## Aim
Search the listing for the string "الوجهة" and copy every line that contains it.

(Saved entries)
——

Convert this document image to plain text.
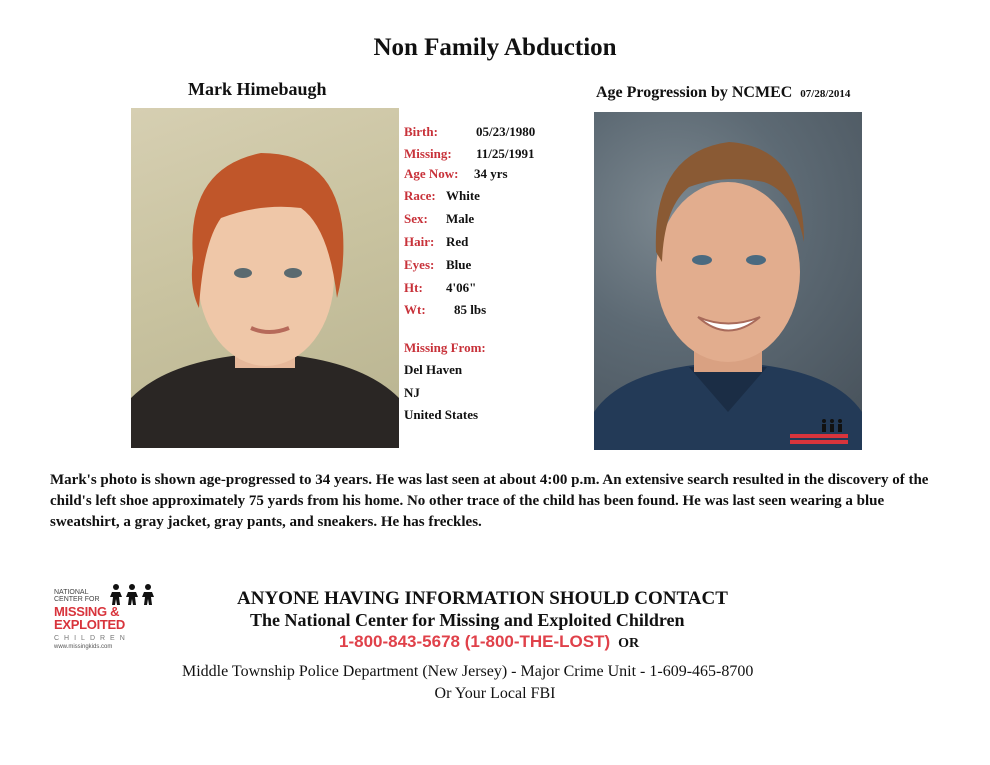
Non Family Abduction
Mark Himebaugh	Age Progression by NCMEC 07/28/2014
Birth:	05/23/1980
Missing: 11/25/1991
Age Now: 34 yrs
Race: White
Sex: Male
Hair: Red
Eyes: Blue
Ht: 4'06"
Wt: 85 lbs
Missing From:
Del Haven
NJ
United States
Mark's photo is shown age-progressed to 34 years. He was last seen at about 4:00 p.m. An extensive search resulted in the discovery of the child's left shoe approximately 75 yards from his home. No other trace of the child has been found. He was last seen wearing a blue sweatshirt, a gray jacket, gray pants, and sneakers. He has freckles.
NATIONAL
CENTER FOR
MISSING &
EXPLOITED
CHILDREN
www.missingkids.com
ANYONE HAVING INFORMATION SHOULD CONTACT
The National Center for Missing and Exploited Children
1-800-843-5678 (1-800-THE-LOST) OR
Middle Township Police Department (New Jersey) - Major Crime Unit - 1-609-465-8700
Or Your Local FBI
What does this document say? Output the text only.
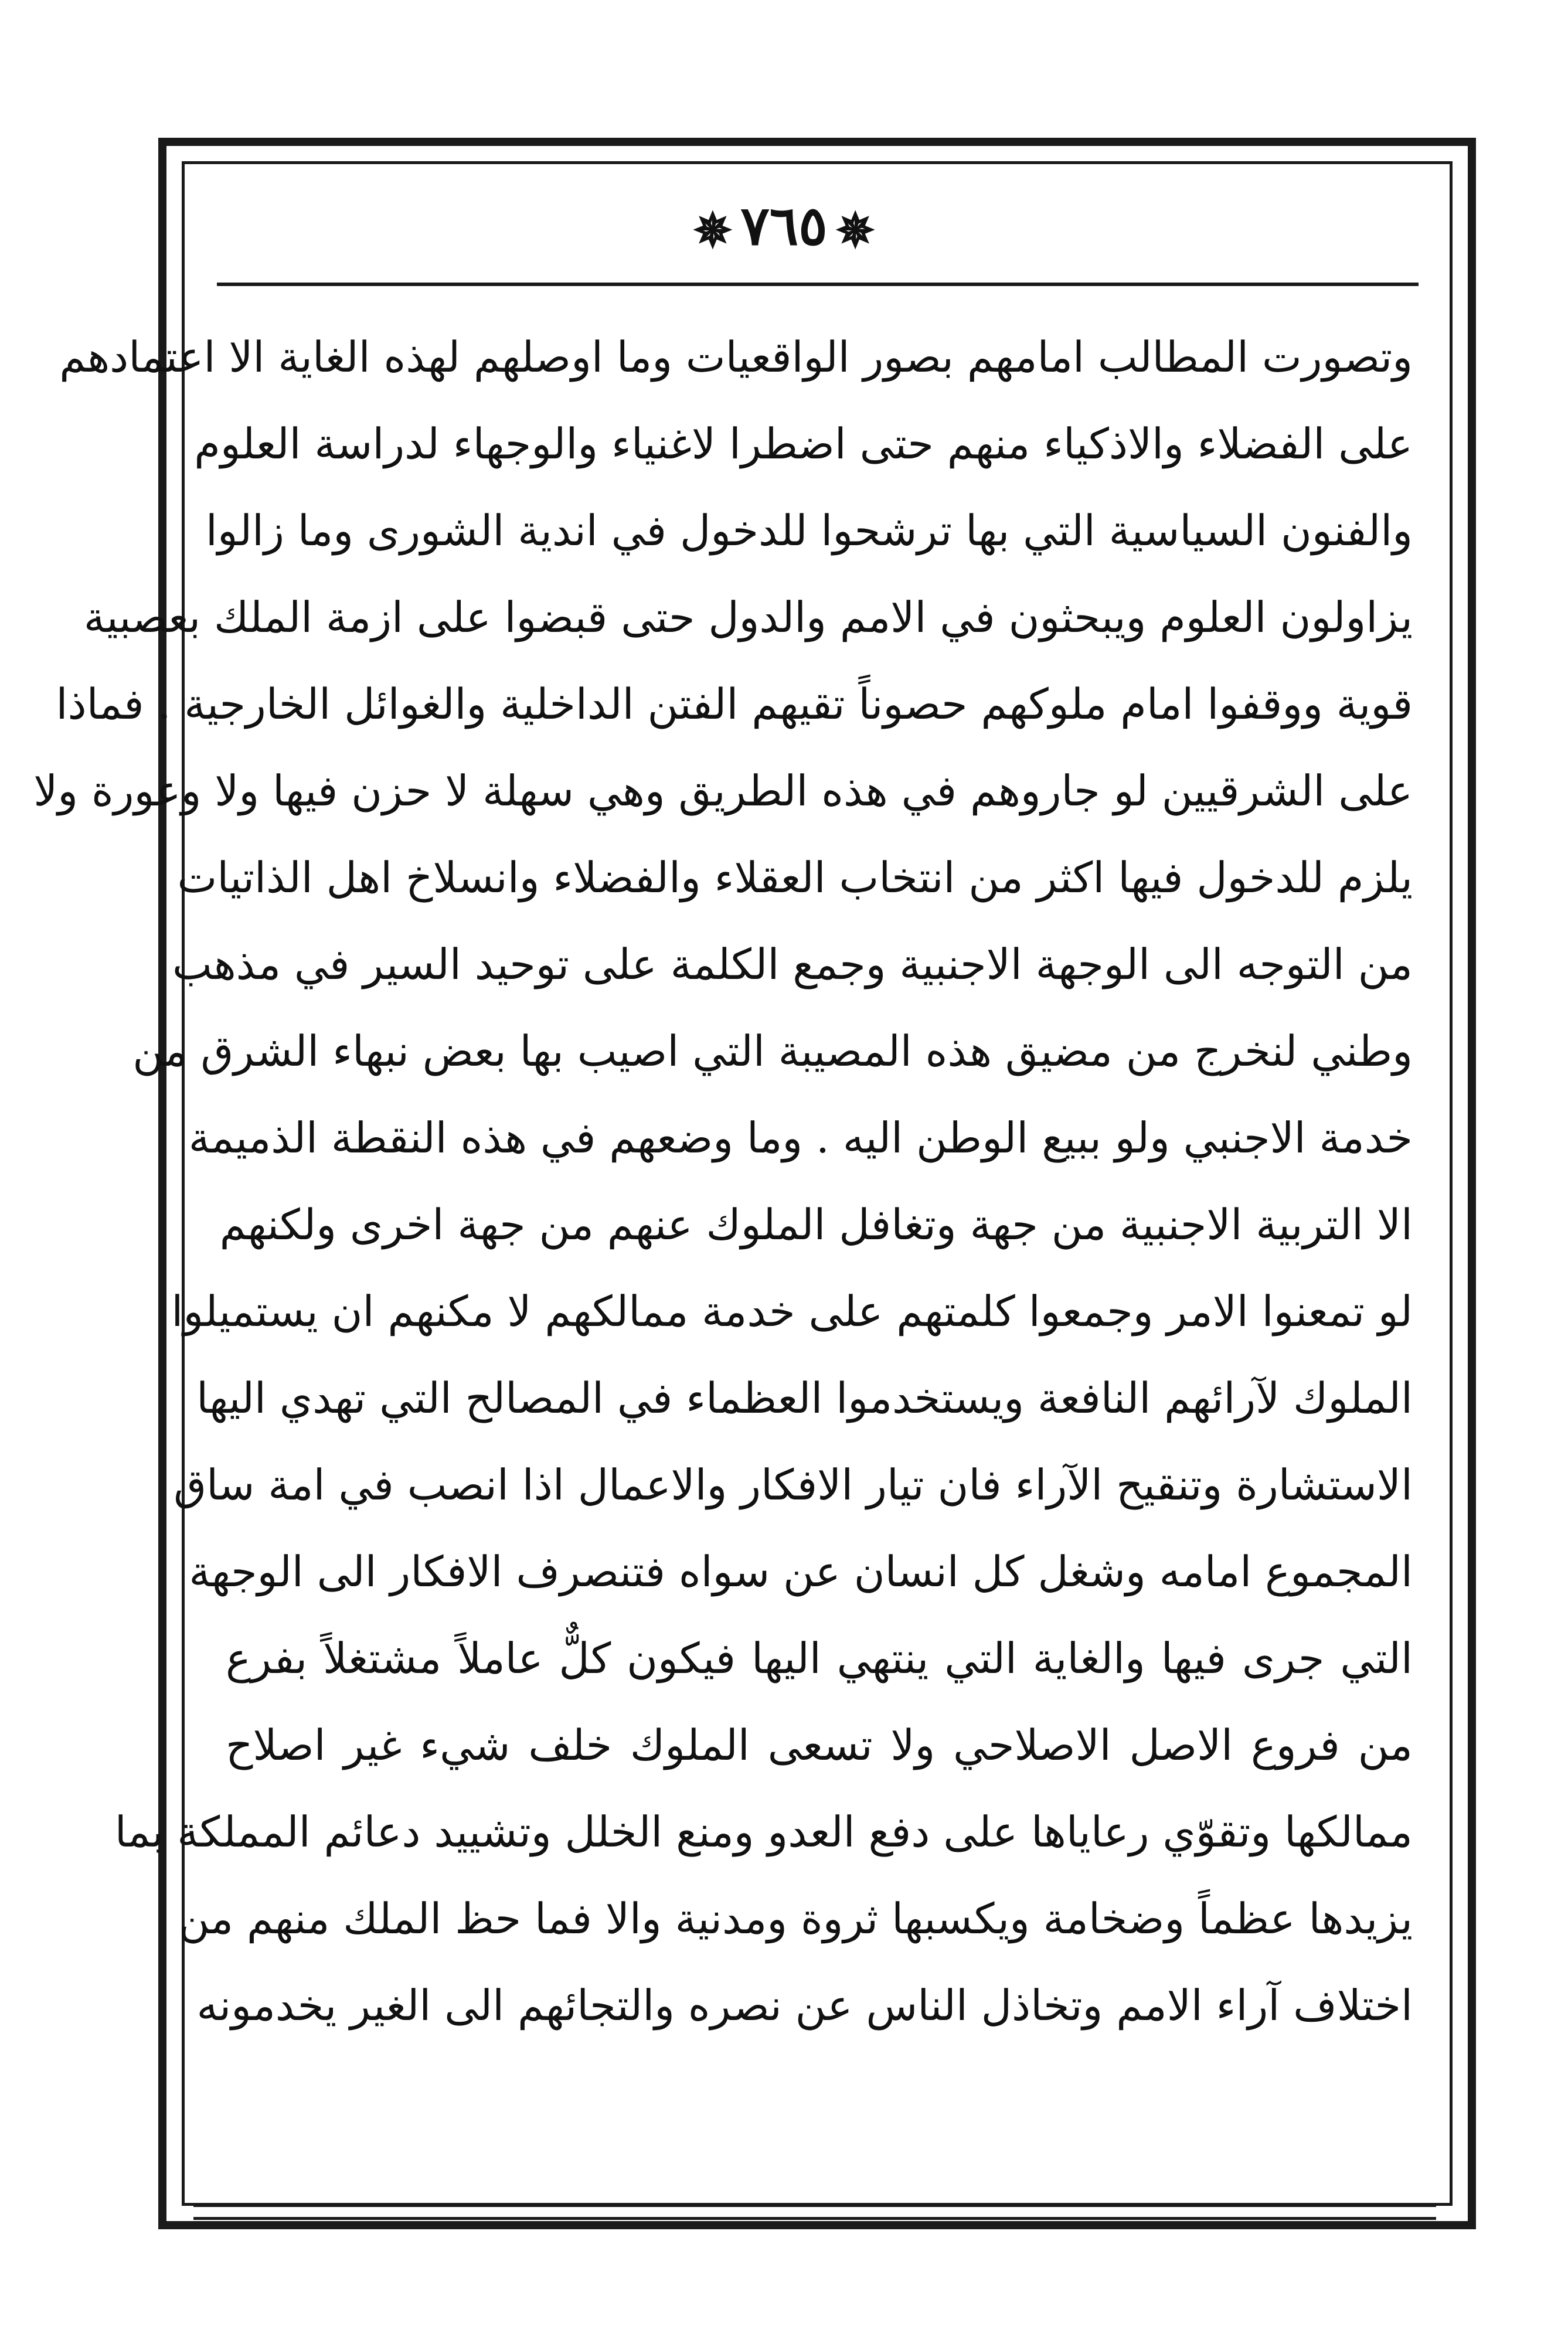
✵٧٦٥✵
وتصورت المطالب امامهم بصور الواقعيات وما اوصلهم لهذه الغاية الا اعتمادهم
على الفضلاء والاذكياء منهم حتى اضطرا لاغنياء والوجهاء لدراسة العلوم
والفنون السياسية التي بها ترشحوا للدخول في اندية الشورى وما زالوا
يزاولون العلوم ويبحثون في الامم والدول حتى قبضوا على ازمة الملك بعصبية
قوية ووقفوا امام ملوكهم حصوناً تقيهم الفتن الداخلية والغوائل الخارجية . فماذا
على الشرقيين لو جاروهم في هذه الطريق وهي سهلة لا حزن فيها ولا وعورة ولا
يلزم للدخول فيها اكثر من انتخاب العقلاء والفضلاء وانسلاخ اهل الذاتيات
من التوجه الى الوجهة الاجنبية وجمع الكلمة على توحيد السير في مذهب
وطني لنخرج من مضيق هذه المصيبة التي اصيب بها بعض نبهاء الشرق من
خدمة الاجنبي ولو ببيع الوطن اليه . وما وضعهم في هذه النقطة الذميمة
الا التربية الاجنبية من جهة وتغافل الملوك عنهم من جهة اخرى ولكنهم
لو تمعنوا الامر وجمعوا كلمتهم على خدمة ممالكهم لا مكنهم ان يستميلوا
الملوك لآرائهم النافعة ويستخدموا العظماء في المصالح التي تهدي اليها
الاستشارة وتنقيح الآراء فان تيار الافكار والاعمال اذا انصب في امة ساق
المجموع امامه وشغل كل انسان عن سواه فتنصرف الافكار الى الوجهة
التي جرى فيها والغاية التي ينتهي اليها فيكون كلٌّ عاملاً مشتغلاً بفرع
من فروع الاصل الاصلاحي ولا تسعى الملوك خلف شيء غير اصلاح
ممالكها وتقوّي رعاياها على دفع العدو ومنع الخلل وتشييد دعائم المملكة بما
يزيدها عظماً وضخامة ويكسبها ثروة ومدنية والا فما حظ الملك منهم من
اختلاف آراء الامم وتخاذل الناس عن نصره والتجائهم الى الغير يخدمونه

——

## Response for this exercise
من التوجه الى الوجهة الاجنبية وجمع الكلمة على توحيد السير في مذهب
المجموع امامه وشغل كل انسان عن سواه فتنصرف الافكار الى الوجهة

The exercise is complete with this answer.